%%
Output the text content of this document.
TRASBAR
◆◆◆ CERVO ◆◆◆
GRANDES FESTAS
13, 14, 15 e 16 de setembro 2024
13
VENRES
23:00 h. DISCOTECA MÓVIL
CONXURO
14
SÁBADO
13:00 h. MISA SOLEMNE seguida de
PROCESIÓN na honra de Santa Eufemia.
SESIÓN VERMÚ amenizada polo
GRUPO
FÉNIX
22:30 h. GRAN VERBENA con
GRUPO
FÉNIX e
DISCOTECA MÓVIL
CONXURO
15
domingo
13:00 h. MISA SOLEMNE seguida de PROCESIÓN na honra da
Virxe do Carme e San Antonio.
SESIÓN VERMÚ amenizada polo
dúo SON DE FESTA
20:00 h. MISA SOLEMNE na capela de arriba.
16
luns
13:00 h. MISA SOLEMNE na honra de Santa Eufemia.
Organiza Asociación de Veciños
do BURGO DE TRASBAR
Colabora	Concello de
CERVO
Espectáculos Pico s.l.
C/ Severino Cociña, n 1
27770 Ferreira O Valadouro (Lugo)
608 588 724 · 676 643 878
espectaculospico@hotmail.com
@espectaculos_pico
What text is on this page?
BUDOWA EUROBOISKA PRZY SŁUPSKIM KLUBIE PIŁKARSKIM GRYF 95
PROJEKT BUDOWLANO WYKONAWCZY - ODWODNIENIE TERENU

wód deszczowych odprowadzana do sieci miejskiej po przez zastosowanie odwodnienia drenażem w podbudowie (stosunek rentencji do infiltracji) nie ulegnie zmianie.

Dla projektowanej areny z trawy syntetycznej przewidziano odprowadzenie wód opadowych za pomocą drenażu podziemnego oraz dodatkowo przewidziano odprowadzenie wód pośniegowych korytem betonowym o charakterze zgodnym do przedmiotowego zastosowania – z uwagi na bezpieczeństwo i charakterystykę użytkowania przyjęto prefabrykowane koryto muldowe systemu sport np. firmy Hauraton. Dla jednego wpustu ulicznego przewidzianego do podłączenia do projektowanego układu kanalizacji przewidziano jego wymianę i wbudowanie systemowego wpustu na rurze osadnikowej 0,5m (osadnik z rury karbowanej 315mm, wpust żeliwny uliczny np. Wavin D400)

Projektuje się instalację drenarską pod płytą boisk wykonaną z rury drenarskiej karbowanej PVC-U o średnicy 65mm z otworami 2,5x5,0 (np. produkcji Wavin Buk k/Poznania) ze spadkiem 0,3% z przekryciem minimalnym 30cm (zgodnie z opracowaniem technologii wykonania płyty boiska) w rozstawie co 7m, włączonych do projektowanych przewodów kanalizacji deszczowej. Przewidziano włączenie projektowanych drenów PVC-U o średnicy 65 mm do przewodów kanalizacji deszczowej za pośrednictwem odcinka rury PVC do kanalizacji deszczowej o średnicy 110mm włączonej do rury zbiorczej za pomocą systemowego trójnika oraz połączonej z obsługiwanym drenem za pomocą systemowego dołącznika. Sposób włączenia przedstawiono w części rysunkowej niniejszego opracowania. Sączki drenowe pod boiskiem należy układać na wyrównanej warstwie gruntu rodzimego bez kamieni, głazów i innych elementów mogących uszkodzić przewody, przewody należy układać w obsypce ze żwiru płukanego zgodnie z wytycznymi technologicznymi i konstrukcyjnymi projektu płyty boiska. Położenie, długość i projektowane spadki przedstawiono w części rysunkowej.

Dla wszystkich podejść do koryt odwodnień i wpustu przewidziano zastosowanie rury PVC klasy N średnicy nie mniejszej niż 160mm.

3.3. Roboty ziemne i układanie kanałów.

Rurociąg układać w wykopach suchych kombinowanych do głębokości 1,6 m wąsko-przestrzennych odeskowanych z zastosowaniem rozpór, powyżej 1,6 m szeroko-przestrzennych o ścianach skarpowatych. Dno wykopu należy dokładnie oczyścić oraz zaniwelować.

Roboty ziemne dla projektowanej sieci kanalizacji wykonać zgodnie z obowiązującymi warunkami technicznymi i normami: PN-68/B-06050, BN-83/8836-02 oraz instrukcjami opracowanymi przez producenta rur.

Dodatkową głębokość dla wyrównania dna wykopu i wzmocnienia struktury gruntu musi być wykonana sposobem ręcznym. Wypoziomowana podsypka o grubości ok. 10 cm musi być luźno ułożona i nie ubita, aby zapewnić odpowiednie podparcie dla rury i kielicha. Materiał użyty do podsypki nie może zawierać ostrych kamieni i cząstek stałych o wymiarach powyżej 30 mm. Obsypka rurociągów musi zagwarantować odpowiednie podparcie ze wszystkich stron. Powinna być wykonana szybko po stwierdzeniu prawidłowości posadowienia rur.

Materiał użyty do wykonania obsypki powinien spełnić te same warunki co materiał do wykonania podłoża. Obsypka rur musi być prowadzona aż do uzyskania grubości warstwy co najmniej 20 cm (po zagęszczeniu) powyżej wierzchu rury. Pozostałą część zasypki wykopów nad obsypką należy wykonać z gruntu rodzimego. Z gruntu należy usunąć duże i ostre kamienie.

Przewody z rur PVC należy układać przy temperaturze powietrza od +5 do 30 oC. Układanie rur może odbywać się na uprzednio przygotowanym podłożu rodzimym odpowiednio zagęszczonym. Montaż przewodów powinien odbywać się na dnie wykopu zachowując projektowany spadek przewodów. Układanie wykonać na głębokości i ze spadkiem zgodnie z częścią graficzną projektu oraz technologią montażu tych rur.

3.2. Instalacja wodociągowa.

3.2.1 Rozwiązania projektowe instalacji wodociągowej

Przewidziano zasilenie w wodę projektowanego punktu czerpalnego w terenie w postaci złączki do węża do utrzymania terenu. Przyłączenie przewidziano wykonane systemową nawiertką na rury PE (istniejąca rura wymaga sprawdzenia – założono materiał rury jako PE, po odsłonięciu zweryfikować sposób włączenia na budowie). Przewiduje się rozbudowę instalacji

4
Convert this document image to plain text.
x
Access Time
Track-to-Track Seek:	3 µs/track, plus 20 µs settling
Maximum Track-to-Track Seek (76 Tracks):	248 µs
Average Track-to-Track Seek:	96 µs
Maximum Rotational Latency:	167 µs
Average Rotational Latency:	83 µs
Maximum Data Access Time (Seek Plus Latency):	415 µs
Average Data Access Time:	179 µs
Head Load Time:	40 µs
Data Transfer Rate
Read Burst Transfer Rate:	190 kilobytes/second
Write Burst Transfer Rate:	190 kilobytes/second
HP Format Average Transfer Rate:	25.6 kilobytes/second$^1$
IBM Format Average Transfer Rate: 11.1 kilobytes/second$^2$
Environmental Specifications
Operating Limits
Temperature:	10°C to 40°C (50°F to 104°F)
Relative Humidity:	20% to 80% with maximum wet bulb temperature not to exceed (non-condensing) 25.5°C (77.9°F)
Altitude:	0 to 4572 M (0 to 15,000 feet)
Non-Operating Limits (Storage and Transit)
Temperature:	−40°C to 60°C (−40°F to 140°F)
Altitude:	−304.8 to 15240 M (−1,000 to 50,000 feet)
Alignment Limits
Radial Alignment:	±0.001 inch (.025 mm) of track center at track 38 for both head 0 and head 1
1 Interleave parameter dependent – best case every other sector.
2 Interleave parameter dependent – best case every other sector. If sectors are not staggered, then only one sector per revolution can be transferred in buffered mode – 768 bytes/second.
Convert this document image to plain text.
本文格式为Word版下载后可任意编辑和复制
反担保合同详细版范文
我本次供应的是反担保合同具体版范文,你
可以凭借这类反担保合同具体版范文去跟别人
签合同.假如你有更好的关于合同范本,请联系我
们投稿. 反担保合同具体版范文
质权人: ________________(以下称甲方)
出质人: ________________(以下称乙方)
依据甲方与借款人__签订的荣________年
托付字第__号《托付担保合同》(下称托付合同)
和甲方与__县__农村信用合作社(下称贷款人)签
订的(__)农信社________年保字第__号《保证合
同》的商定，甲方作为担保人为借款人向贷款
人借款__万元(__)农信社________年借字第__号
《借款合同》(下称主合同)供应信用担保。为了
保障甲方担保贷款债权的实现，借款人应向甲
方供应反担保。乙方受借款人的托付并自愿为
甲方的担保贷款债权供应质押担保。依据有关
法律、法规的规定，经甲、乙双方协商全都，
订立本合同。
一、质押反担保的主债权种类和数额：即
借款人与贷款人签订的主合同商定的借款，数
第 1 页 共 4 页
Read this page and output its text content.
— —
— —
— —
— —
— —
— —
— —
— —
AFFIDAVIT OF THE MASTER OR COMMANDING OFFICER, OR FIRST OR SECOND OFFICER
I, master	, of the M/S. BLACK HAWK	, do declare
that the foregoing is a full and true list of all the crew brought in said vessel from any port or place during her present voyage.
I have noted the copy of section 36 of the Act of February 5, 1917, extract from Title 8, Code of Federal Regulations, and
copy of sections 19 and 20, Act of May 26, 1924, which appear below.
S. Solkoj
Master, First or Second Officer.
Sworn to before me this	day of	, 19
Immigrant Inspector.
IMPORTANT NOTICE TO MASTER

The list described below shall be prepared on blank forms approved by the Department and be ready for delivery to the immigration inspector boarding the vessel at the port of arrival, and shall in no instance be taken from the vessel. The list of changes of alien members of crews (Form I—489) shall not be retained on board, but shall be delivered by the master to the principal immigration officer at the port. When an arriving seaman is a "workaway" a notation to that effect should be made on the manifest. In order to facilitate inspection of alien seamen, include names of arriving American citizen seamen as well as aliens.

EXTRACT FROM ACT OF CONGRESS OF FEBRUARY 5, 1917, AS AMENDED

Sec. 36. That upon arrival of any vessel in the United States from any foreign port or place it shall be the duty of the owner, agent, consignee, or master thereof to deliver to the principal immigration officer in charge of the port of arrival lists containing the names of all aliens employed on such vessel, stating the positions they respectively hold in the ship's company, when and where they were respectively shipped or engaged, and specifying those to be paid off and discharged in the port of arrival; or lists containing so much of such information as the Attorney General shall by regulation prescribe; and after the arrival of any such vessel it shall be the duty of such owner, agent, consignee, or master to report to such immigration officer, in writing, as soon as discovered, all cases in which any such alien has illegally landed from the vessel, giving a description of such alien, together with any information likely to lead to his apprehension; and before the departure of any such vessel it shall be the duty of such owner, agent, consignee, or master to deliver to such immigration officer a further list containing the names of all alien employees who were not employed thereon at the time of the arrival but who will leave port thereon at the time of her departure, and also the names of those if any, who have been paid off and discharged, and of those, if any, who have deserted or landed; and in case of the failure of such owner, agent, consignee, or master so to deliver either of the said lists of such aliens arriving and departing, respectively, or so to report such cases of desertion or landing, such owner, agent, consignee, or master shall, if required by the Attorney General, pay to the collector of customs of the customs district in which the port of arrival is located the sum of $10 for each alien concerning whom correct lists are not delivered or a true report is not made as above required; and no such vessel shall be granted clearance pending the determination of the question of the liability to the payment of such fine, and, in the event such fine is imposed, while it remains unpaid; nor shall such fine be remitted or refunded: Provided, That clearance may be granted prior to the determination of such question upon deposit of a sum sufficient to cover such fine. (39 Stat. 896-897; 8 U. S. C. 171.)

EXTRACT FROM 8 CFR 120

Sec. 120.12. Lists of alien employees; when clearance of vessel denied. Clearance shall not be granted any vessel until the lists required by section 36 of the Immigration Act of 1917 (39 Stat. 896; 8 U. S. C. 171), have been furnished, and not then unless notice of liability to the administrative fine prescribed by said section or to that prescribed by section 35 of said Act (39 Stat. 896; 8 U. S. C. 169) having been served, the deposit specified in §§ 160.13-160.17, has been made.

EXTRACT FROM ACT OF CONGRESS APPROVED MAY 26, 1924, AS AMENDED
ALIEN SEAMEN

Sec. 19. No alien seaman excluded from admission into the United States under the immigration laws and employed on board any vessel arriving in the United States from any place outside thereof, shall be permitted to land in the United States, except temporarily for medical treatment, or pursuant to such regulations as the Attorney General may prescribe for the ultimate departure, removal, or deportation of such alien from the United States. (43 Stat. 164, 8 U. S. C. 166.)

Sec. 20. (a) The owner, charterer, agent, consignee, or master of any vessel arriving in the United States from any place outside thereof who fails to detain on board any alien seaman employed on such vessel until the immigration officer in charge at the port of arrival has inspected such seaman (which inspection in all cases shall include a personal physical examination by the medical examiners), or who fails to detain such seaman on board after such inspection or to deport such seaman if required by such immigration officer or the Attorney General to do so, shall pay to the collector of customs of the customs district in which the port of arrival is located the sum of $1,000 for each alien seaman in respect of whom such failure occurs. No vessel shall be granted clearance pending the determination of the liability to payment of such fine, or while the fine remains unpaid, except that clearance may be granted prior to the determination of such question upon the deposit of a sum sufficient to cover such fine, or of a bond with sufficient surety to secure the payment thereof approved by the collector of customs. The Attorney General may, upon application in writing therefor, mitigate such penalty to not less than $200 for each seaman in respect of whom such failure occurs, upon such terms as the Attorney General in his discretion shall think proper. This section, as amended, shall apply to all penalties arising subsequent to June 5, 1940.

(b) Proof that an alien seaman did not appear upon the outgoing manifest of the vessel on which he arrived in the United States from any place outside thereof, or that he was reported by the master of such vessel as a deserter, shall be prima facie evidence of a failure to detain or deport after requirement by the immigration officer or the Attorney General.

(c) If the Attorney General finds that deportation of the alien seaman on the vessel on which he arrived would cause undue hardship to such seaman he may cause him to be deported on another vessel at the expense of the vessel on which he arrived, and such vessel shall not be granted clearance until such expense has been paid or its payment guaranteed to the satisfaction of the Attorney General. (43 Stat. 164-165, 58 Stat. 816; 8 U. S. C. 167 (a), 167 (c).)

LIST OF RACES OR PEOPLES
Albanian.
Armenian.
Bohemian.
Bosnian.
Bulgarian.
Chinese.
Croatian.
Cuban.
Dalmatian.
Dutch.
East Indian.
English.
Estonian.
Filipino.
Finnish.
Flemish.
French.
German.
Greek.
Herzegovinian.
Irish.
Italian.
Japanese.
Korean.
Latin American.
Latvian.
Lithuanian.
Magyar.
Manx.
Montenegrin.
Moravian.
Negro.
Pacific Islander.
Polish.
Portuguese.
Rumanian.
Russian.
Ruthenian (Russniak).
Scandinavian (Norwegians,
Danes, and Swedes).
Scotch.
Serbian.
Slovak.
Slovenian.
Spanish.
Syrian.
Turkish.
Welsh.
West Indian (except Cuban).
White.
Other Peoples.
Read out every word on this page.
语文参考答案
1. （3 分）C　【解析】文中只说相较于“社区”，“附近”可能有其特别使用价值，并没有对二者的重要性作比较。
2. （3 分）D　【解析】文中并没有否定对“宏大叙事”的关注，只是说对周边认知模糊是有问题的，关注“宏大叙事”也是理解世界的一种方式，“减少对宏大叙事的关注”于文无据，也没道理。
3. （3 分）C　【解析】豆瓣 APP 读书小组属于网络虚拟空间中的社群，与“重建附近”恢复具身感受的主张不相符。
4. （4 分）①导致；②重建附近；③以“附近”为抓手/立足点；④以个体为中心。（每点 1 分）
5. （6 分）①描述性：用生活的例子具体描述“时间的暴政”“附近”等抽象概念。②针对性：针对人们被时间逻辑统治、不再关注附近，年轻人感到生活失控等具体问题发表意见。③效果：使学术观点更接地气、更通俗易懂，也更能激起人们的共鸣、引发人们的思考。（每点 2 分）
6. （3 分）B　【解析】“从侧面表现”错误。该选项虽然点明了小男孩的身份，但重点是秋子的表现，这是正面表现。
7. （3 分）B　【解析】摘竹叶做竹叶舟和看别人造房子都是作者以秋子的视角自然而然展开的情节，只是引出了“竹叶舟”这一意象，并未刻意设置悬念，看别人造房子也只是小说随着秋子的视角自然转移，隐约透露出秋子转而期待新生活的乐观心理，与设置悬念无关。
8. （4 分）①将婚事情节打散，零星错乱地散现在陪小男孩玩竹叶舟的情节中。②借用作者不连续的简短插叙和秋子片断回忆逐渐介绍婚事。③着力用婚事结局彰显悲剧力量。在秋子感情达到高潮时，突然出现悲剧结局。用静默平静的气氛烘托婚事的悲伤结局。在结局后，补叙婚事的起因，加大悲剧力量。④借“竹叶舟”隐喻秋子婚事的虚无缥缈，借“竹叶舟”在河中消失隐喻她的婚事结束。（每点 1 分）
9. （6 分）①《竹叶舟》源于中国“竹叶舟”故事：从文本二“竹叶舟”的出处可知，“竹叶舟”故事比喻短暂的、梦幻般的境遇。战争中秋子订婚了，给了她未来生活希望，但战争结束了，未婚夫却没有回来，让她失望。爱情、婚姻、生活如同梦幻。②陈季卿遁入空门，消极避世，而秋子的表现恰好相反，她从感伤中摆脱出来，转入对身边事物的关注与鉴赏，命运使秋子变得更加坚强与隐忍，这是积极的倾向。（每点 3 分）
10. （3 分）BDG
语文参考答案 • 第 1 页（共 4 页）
%%
# Directions for this task
Identify each line in the records above containing the word "best"; copy those lines.

# Response below
1 Interleave parameter dependent – best case every other sector.
2 Interleave parameter dependent – best case every other sector. If sectors are not staggered, then only one sector per revolution can be transferred in buffered mode – 768 bytes/second.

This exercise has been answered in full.